(Items from a figure collection)

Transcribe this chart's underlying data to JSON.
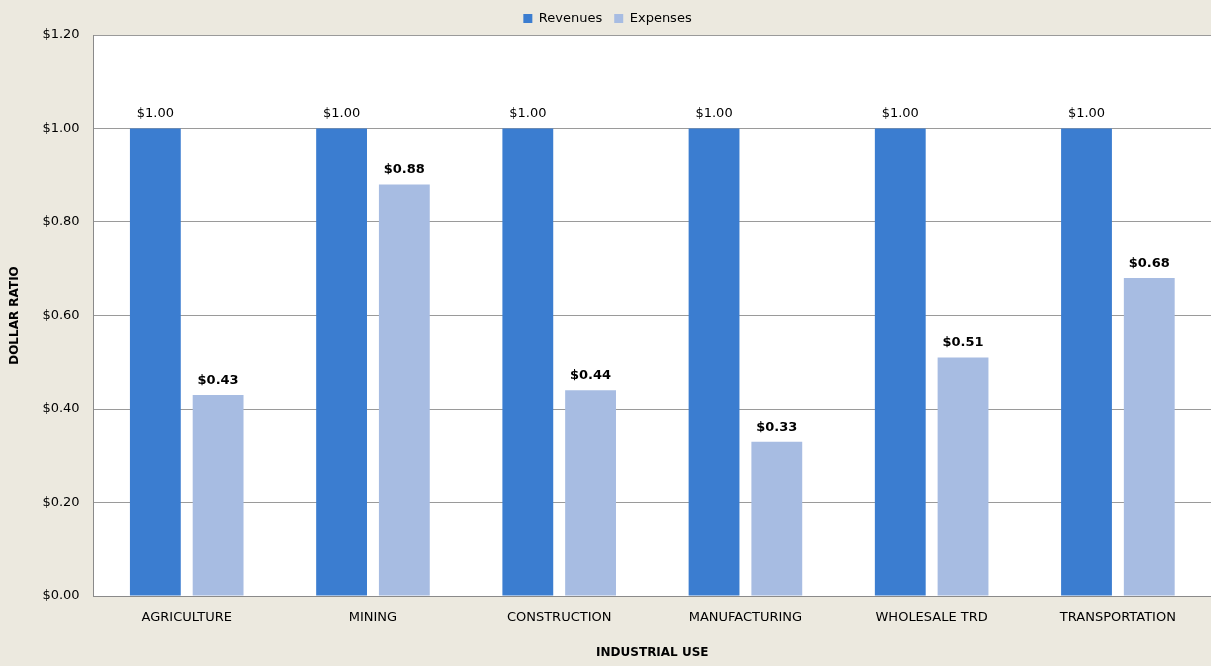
{
  "chart_data": {
    "type": "bar",
    "xlabel": "INDUSTRIAL USE",
    "ylabel": "DOLLAR RATIO",
    "categories": [
      "AGRICULTURE",
      "MINING",
      "CONSTRUCTION",
      "MANUFACTURING",
      "WHOLESALE TRD",
      "TRANSPORTATION"
    ],
    "series": [
      {
        "name": "Revenues",
        "color": "#3b7dd0",
        "values": [
          1,
          1,
          1,
          1,
          1,
          1
        ],
        "value_labels": [
          "$1.00",
          "$1.00",
          "$1.00",
          "$1.00",
          "$1.00",
          "$1.00"
        ]
      },
      {
        "name": "Expenses",
        "color": "#a7bce2",
        "values": [
          0.43,
          0.88,
          0.44,
          0.33,
          0.51,
          0.68
        ],
        "value_labels": [
          "$0.43",
          "$0.88",
          "$0.44",
          "$0.33",
          "$0.51",
          "$0.68"
        ]
      }
    ],
    "ylim": [
      0,
      1.2
    ],
    "yticks": [
      {
        "value": 0,
        "label": "$0.00"
      },
      {
        "value": 0.2,
        "label": "$0.20"
      },
      {
        "value": 0.4,
        "label": "$0.40"
      },
      {
        "value": 0.6,
        "label": "$0.60"
      },
      {
        "value": 0.8,
        "label": "$0.80"
      },
      {
        "value": 1,
        "label": "$1.00"
      },
      {
        "value": 1.2,
        "label": "$1.20"
      }
    ],
    "grid": "y",
    "legend": "top"
  }
}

*WHAT THE TASK REQUIRES*
Skip the pictures and print each record exactly as it stands.

*OUTPUT FOR THIS EXERCISE*
Transcribe this chart's underlying data to JSON.
{
  "chart_data": {
    "type": "bar",
    "xlabel": "INDUSTRIAL USE",
    "ylabel": "DOLLAR RATIO",
    "categories": [
      "AGRICULTURE",
      "MINING",
      "CONSTRUCTION",
      "MANUFACTURING",
      "WHOLESALE TRD",
      "TRANSPORTATION"
    ],
    "series": [
      {
        "name": "Revenues",
        "color": "#3b7dd0",
        "values": [
          1,
          1,
          1,
          1,
          1,
          1
        ],
        "value_labels": [
          "$1.00",
          "$1.00",
          "$1.00",
          "$1.00",
          "$1.00",
          "$1.00"
        ]
      },
      {
        "name": "Expenses",
        "color": "#a7bce2",
        "values": [
          0.43,
          0.88,
          0.44,
          0.33,
          0.51,
          0.68
        ],
        "value_labels": [
          "$0.43",
          "$0.88",
          "$0.44",
          "$0.33",
          "$0.51",
          "$0.68"
        ]
      }
    ],
    "ylim": [
      0,
      1.2
    ],
    "yticks": [
      {
        "value": 0,
        "label": "$0.00"
      },
      {
        "value": 0.2,
        "label": "$0.20"
      },
      {
        "value": 0.4,
        "label": "$0.40"
      },
      {
        "value": 0.6,
        "label": "$0.60"
      },
      {
        "value": 0.8,
        "label": "$0.80"
      },
      {
        "value": 1,
        "label": "$1.00"
      },
      {
        "value": 1.2,
        "label": "$1.20"
      }
    ],
    "grid": "y",
    "legend": "top"
  }
}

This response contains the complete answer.